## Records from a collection
####################

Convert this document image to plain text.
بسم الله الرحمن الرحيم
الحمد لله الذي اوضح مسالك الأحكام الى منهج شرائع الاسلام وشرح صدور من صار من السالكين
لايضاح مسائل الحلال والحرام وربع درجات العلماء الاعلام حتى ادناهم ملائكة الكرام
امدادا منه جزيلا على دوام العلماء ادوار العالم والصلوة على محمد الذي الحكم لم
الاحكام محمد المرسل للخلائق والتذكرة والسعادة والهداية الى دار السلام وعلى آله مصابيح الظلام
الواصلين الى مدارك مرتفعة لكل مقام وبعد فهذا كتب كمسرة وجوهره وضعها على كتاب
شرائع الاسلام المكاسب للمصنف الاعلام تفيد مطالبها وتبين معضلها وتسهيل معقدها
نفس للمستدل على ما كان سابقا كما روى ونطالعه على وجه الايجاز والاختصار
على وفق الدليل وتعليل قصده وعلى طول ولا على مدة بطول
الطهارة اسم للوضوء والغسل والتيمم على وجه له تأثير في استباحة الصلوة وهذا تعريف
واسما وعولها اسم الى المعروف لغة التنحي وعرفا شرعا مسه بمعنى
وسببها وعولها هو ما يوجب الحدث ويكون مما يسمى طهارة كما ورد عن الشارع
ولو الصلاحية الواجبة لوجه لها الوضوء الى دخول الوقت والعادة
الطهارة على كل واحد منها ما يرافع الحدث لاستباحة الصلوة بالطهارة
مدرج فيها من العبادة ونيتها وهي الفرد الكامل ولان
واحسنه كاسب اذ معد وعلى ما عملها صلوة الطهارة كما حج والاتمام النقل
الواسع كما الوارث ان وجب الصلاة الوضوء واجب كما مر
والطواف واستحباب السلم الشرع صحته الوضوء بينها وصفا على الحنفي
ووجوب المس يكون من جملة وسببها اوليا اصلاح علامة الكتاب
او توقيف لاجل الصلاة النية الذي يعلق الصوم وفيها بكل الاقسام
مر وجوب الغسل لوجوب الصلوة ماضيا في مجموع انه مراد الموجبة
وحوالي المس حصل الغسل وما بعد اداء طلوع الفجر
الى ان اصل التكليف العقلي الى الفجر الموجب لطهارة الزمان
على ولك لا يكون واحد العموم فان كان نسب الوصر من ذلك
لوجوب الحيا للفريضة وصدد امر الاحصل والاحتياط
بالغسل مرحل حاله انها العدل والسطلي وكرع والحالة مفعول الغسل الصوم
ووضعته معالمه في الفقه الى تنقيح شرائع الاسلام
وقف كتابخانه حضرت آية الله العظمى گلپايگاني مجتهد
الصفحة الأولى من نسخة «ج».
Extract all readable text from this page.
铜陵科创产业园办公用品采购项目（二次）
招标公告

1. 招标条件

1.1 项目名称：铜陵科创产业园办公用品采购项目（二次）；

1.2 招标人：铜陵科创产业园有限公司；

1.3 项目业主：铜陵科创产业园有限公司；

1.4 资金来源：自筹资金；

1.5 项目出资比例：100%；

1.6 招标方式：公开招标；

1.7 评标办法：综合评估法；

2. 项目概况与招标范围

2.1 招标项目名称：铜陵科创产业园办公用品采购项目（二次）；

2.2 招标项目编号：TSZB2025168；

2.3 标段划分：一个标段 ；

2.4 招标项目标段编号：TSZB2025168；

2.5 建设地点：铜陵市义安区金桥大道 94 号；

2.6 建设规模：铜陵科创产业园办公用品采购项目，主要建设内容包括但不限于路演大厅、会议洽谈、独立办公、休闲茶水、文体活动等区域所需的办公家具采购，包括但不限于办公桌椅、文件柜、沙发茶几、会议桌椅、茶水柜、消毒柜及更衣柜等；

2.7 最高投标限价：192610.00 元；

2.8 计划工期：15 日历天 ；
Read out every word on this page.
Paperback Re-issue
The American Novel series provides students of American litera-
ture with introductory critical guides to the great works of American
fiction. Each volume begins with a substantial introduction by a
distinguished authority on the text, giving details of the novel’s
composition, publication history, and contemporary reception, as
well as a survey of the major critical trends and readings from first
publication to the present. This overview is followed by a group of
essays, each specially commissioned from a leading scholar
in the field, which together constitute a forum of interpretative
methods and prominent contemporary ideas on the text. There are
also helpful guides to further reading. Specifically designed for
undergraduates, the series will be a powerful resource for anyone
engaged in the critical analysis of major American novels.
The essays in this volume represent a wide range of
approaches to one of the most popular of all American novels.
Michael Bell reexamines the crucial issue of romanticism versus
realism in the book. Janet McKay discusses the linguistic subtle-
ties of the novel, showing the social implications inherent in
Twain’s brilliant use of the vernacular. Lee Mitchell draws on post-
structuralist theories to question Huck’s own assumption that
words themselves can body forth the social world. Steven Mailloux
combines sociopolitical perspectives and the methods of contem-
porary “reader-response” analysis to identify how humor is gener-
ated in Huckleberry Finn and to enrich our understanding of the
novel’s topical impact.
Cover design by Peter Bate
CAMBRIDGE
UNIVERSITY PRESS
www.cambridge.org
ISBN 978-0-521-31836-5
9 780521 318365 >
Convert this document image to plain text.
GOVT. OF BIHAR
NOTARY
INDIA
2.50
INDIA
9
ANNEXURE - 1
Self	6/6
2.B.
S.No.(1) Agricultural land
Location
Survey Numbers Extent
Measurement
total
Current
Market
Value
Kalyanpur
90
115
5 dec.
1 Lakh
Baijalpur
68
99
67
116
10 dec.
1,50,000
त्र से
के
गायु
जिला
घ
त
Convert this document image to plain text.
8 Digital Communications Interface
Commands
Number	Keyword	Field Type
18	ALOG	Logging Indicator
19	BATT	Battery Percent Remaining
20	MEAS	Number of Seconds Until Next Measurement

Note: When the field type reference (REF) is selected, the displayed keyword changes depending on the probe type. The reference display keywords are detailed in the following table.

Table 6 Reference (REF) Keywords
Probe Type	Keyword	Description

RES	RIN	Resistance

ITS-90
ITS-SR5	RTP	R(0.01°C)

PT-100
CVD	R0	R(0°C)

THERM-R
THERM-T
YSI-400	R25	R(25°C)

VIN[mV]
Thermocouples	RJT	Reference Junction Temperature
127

####################

## Task directions
Gather each line that holds "الطهارة".

## Written response
الطهارة اسم للوضوء والغسل والتيمم على وجه له تأثير في استباحة الصلوة وهذا تعريف
الطهارة على كل واحد منها ما يرافع الحدث لاستباحة الصلوة بالطهارة
واحسنه كاسب اذ معد وعلى ما عملها صلوة الطهارة كما حج والاتمام النقل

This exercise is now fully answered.